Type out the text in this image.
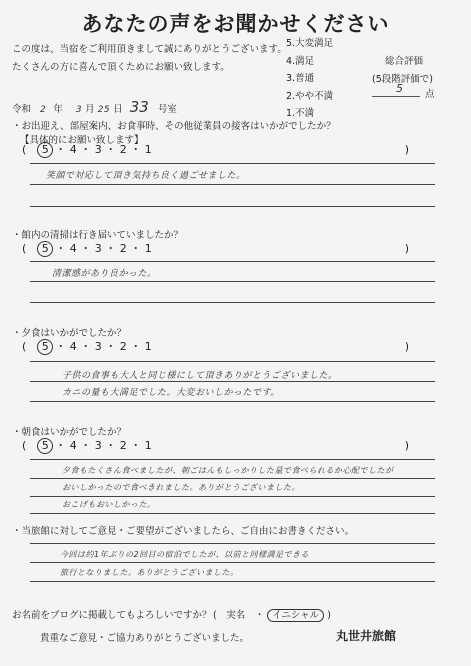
あなたの声をお聞かせください
この度は、当宿をご利用頂きまして誠にありがとうございます。
たくさんの方に喜んで頂くためにお願い致します。
5.大変満足
4.満足
3.普通
2.やや不満
1.不満
総合評価
(5段階評価で)
5 点
令和 2 年 3 月 25 日 33 号室
・お出迎え、部屋案内、お食事時、その他従業員の接客はいかがでしたか？
【具体的にお願い致します】
(　5 ・ 4 ・ 3 ・ 2 ・ 1　　　　　　　　　　　　　　　　　　　　　　　)
笑顔で対応して頂き気持ち良く過ごせました。
・館内の清掃は行き届いていましたか？
(　5 ・ 4 ・ 3 ・ 2 ・ 1　　　　　　　　　　　　　　　　　　　　　　　)
清潔感があり良かった。
・夕食はいかがでしたか？
(　5 ・ 4 ・ 3 ・ 2 ・ 1　　　　　　　　　　　　　　　　　　　　　　　)
子供の食事も大人と同じ様にして頂きありがとうございました。
カニの量も大満足でした。大変おいしかったです。
・朝食はいかがでしたか？
(　5 ・ 4 ・ 3 ・ 2 ・ 1　　　　　　　　　　　　　　　　　　　　　　　)
夕食もたくさん食べましたが、朝ごはんもしっかりした量で食べられるか心配でしたが
おいしかったので食べきれました。ありがとうございました。
おこげもおいしかった。
・当旅館に対してご意見・ご要望がございましたら、ご自由にお書きください。
今回は約1年ぶりの2回目の宿泊でしたが、以前と同様満足できる
旅行となりました。ありがとうございました。
お名前をブログに掲載してもよろしいですか？ (　実名　・ イニシャル )
貴重なご意見・ご協力ありがとうございました。	丸世井旅館
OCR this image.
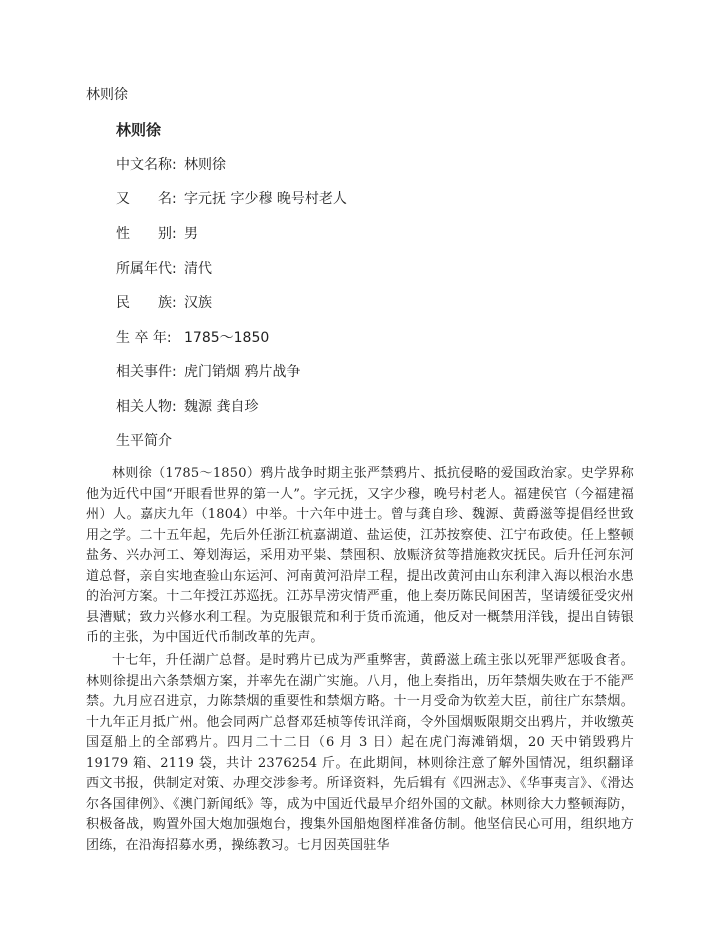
林则徐
林则徐
中文名称: 林则徐
又　　名: 字元抚 字少穆 晚号村老人
性　　别: 男
所属年代: 清代
民　　族: 汉族
生 卒 年: 1785～1850
相关事件: 虎门销烟 鸦片战争
相关人物: 魏源 龚自珍
生平简介

林则徐（1785～1850）鸦片战争时期主张严禁鸦片、抵抗侵略的爱国政治家。史学界称他为近代中国“开眼看世界的第一人”。字元抚，又字少穆，晚号村老人。福建侯官（今福建福州）人。嘉庆九年（1804）中举。十六年中进士。曾与龚自珍、魏源、黄爵滋等提倡经世致用之学。二十五年起，先后外任浙江杭嘉湖道、盐运使，江苏按察使、江宁布政使。任上整顿盐务、兴办河工、筹划海运，采用劝平粜、禁囤积、放赈济贫等措施救灾抚民。后升任河东河道总督，亲自实地查验山东运河、河南黄河沿岸工程，提出改黄河由山东利津入海以根治水患的治河方案。十二年授江苏巡抚。江苏旱涝灾情严重，他上奏历陈民间困苦，坚请缓征受灾州县漕赋；致力兴修水利工程。为克服银荒和利于货币流通，他反对一概禁用洋钱，提出自铸银币的主张，为中国近代币制改革的先声。

十七年，升任湖广总督。是时鸦片已成为严重弊害，黄爵滋上疏主张以死罪严惩吸食者。林则徐提出六条禁烟方案，并率先在湖广实施。八月，他上奏指出，历年禁烟失败在于不能严禁。九月应召进京，力陈禁烟的重要性和禁烟方略。十一月受命为钦差大臣，前往广东禁烟。十九年正月抵广州。他会同两广总督邓廷桢等传讯洋商，令外国烟贩限期交出鸦片，并收缴英国趸船上的全部鸦片。四月二十二日（6 月 3 日）起在虎门海滩销烟，20 天中销毁鸦片 19179 箱、2119 袋，共计 2376254 斤。在此期间，林则徐注意了解外国情况，组织翻译西文书报，供制定对策、办理交涉参考。所译资料，先后辑有《四洲志》、《华事夷言》、《滑达尔各国律例》、《澳门新闻纸》等，成为中国近代最早介绍外国的文献。林则徐大力整顿海防，积极备战，购置外国大炮加强炮台，搜集外国船炮图样准备仿制。他坚信民心可用，组织地方团练，在沿海招募水勇，操练教习。七月因英国驻华
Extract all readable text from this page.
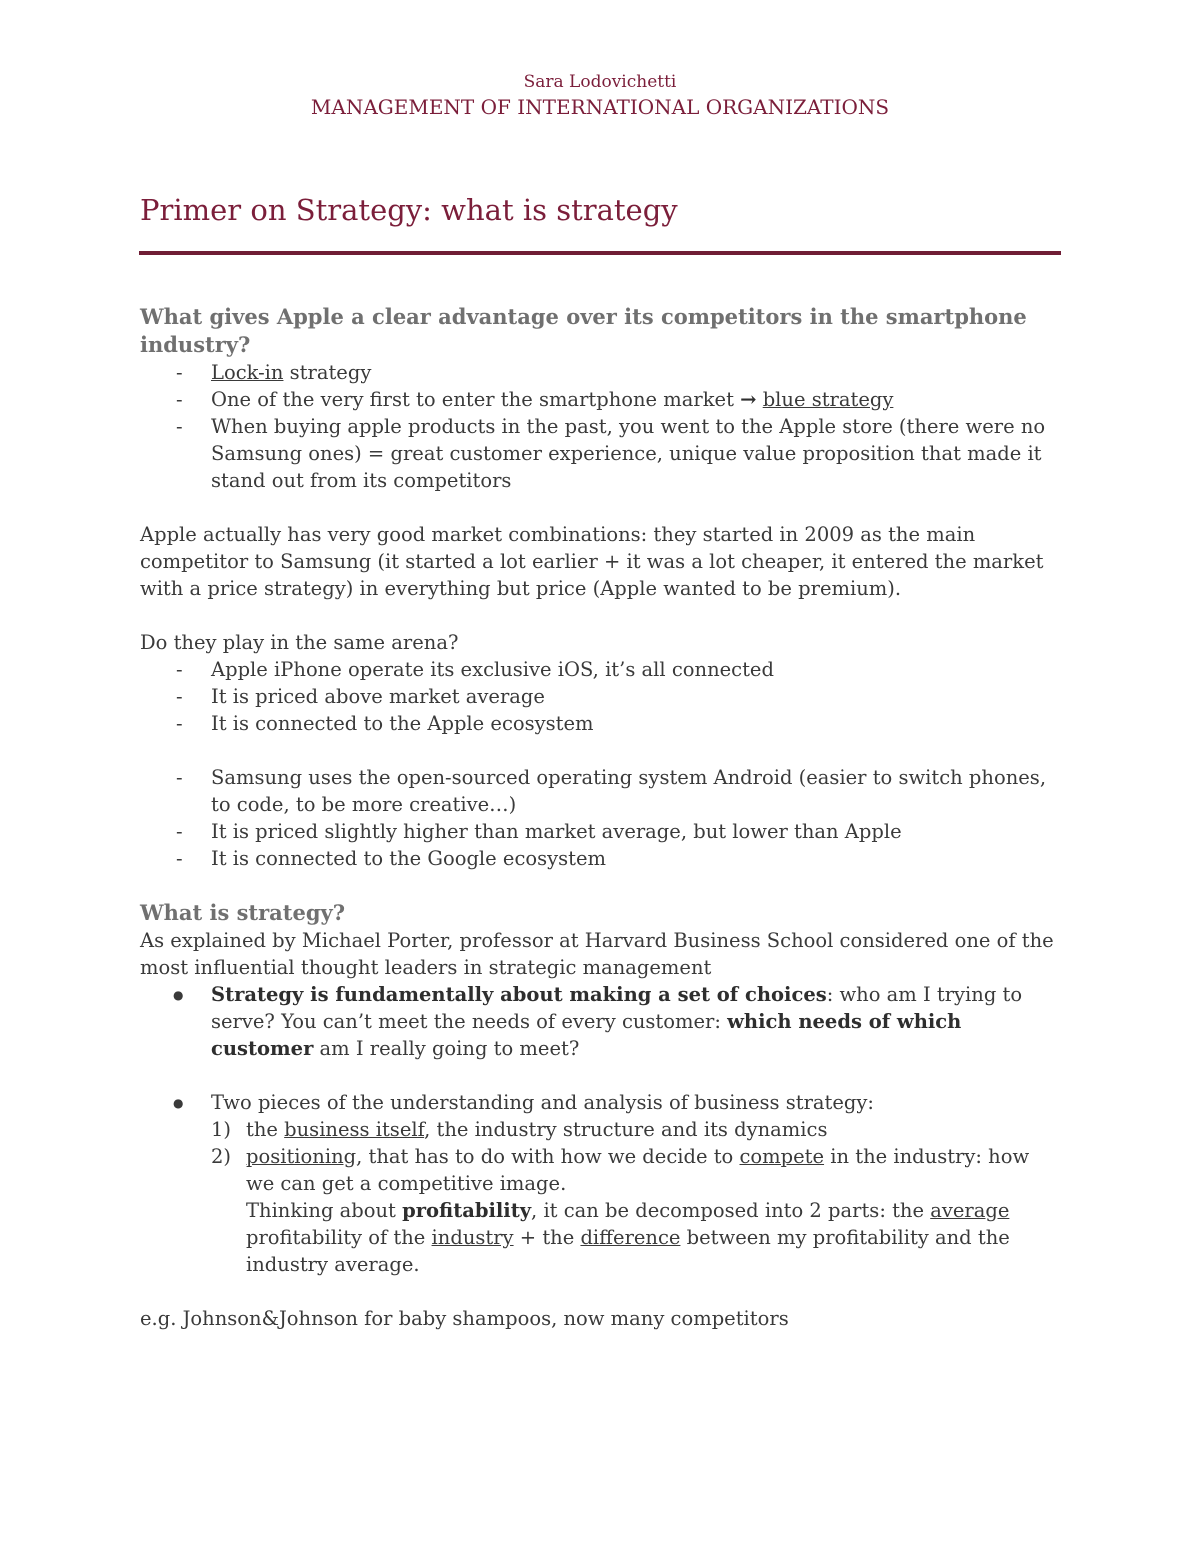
Sara Lodovichetti
MANAGEMENT OF INTERNATIONAL ORGANIZATIONS
Primer on Strategy: what is strategy

What gives Apple a clear advantage over its competitors in the smartphone industry?

- Lock-in strategy
- One of the very first to enter the smartphone market → blue strategy
- When buying apple products in the past, you went to the Apple store (there were no Samsung ones) = great customer experience, unique value proposition that made it stand out from its competitors

Apple actually has very good market combinations: they started in 2009 as the main competitor to Samsung (it started a lot earlier + it was a lot cheaper, it entered the market with a price strategy) in everything but price (Apple wanted to be premium).

Do they play in the same arena?

- Apple iPhone operate its exclusive iOS, it’s all connected
- It is priced above market average
- It is connected to the Apple ecosystem
- Samsung uses the open-sourced operating system Android (easier to switch phones, to code, to be more creative…)
- It is priced slightly higher than market average, but lower than Apple
- It is connected to the Google ecosystem

What is strategy?

As explained by Michael Porter, professor at Harvard Business School considered one of the most influential thought leaders in strategic management

● Strategy is fundamentally about making a set of choices: who am I trying to serve? You can’t meet the needs of every customer: which needs of which customer am I really going to meet?
● Two pieces of the understanding and analysis of business strategy:
1) the business itself, the industry structure and its dynamics
2) positioning, that has to do with how we decide to compete in the industry: how we can get a competitive image.
Thinking about profitability, it can be decomposed into 2 parts: the average profitability of the industry + the difference between my profitability and the industry average.

e.g. Johnson&Johnson for baby shampoos, now many competitors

______

_What to produce_: All of the records need repeating exactly, except for the pictures.

_Task response_:
Type out the text in this image.
あなたの声をお聞かせください
この度は、当宿をご利用頂きまして誠にありがとうございます。
たくさんの方に喜んで頂くためにお願い致します。
5.大変満足
4.満足
3.普通
2.やや不満
1.不満
総合評価
(5段階評価で)
5 点
令和 2 年 3 月 25 日 33 号室
・お出迎え、部屋案内、お食事時、その他従業員の接客はいかがでしたか？
【具体的にお願い致します】
(　5 ・ 4 ・ 3 ・ 2 ・ 1　　　　　　　　　　　　　　　　　　　　　　　)
笑顔で対応して頂き気持ち良く過ごせました。
・館内の清掃は行き届いていましたか？
(　5 ・ 4 ・ 3 ・ 2 ・ 1　　　　　　　　　　　　　　　　　　　　　　　)
清潔感があり良かった。
・夕食はいかがでしたか？
(　5 ・ 4 ・ 3 ・ 2 ・ 1　　　　　　　　　　　　　　　　　　　　　　　)
子供の食事も大人と同じ様にして頂きありがとうございました。
カニの量も大満足でした。大変おいしかったです。
・朝食はいかがでしたか？
(　5 ・ 4 ・ 3 ・ 2 ・ 1　　　　　　　　　　　　　　　　　　　　　　　)
夕食もたくさん食べましたが、朝ごはんもしっかりした量で食べられるか心配でしたが
おいしかったので食べきれました。ありがとうございました。
おこげもおいしかった。
・当旅館に対してご意見・ご要望がございましたら、ご自由にお書きください。
今回は約1年ぶりの2回目の宿泊でしたが、以前と同様満足できる
旅行となりました。ありがとうございました。
お名前をブログに掲載してもよろしいですか？ (　実名　・ イニシャル )
貴重なご意見・ご協力ありがとうございました。	丸世井旅館
OCR this image.
林则徐
林则徐
中文名称: 林则徐
又　　名: 字元抚 字少穆 晚号村老人
性　　别: 男
所属年代: 清代
民　　族: 汉族
生 卒 年: 1785～1850
相关事件: 虎门销烟 鸦片战争
相关人物: 魏源 龚自珍
生平简介

林则徐（1785～1850）鸦片战争时期主张严禁鸦片、抵抗侵略的爱国政治家。史学界称他为近代中国“开眼看世界的第一人”。字元抚，又字少穆，晚号村老人。福建侯官（今福建福州）人。嘉庆九年（1804）中举。十六年中进士。曾与龚自珍、魏源、黄爵滋等提倡经世致用之学。二十五年起，先后外任浙江杭嘉湖道、盐运使，江苏按察使、江宁布政使。任上整顿盐务、兴办河工、筹划海运，采用劝平粜、禁囤积、放赈济贫等措施救灾抚民。后升任河东河道总督，亲自实地查验山东运河、河南黄河沿岸工程，提出改黄河由山东利津入海以根治水患的治河方案。十二年授江苏巡抚。江苏旱涝灾情严重，他上奏历陈民间困苦，坚请缓征受灾州县漕赋；致力兴修水利工程。为克服银荒和利于货币流通，他反对一概禁用洋钱，提出自铸银币的主张，为中国近代币制改革的先声。

十七年，升任湖广总督。是时鸦片已成为严重弊害，黄爵滋上疏主张以死罪严惩吸食者。林则徐提出六条禁烟方案，并率先在湖广实施。八月，他上奏指出，历年禁烟失败在于不能严禁。九月应召进京，力陈禁烟的重要性和禁烟方略。十一月受命为钦差大臣，前往广东禁烟。十九年正月抵广州。他会同两广总督邓廷桢等传讯洋商，令外国烟贩限期交出鸦片，并收缴英国趸船上的全部鸦片。四月二十二日（6 月 3 日）起在虎门海滩销烟，20 天中销毁鸦片 19179 箱、2119 袋，共计 2376254 斤。在此期间，林则徐注意了解外国情况，组织翻译西文书报，供制定对策、办理交涉参考。所译资料，先后辑有《四洲志》、《华事夷言》、《滑达尔各国律例》、《澳门新闻纸》等，成为中国近代最早介绍外国的文献。林则徐大力整顿海防，积极备战，购置外国大炮加强炮台，搜集外国船炮图样准备仿制。他坚信民心可用，组织地方团练，在沿海招募水勇，操练教习。七月因英国驻华
Extract all readable text from this page.
Sara Lodovichetti
MANAGEMENT OF INTERNATIONAL ORGANIZATIONS
Primer on Strategy: what is strategy

What gives Apple a clear advantage over its competitors in the smartphone industry?

- Lock-in strategy
- One of the very first to enter the smartphone market → blue strategy
- When buying apple products in the past, you went to the Apple store (there were no Samsung ones) = great customer experience, unique value proposition that made it stand out from its competitors

Apple actually has very good market combinations: they started in 2009 as the main competitor to Samsung (it started a lot earlier + it was a lot cheaper, it entered the market with a price strategy) in everything but price (Apple wanted to be premium).

Do they play in the same arena?

- Apple iPhone operate its exclusive iOS, it’s all connected
- It is priced above market average
- It is connected to the Apple ecosystem
- Samsung uses the open-sourced operating system Android (easier to switch phones, to code, to be more creative…)
- It is priced slightly higher than market average, but lower than Apple
- It is connected to the Google ecosystem

What is strategy?

As explained by Michael Porter, professor at Harvard Business School considered one of the most influential thought leaders in strategic management

● Strategy is fundamentally about making a set of choices: who am I trying to serve? You can’t meet the needs of every customer: which needs of which customer am I really going to meet?
● Two pieces of the understanding and analysis of business strategy:
1) the business itself, the industry structure and its dynamics
2) positioning, that has to do with how we decide to compete in the industry: how we can get a competitive image.
Thinking about profitability, it can be decomposed into 2 parts: the average profitability of the industry + the difference between my profitability and the industry average.

e.g. Johnson&Johnson for baby shampoos, now many competitors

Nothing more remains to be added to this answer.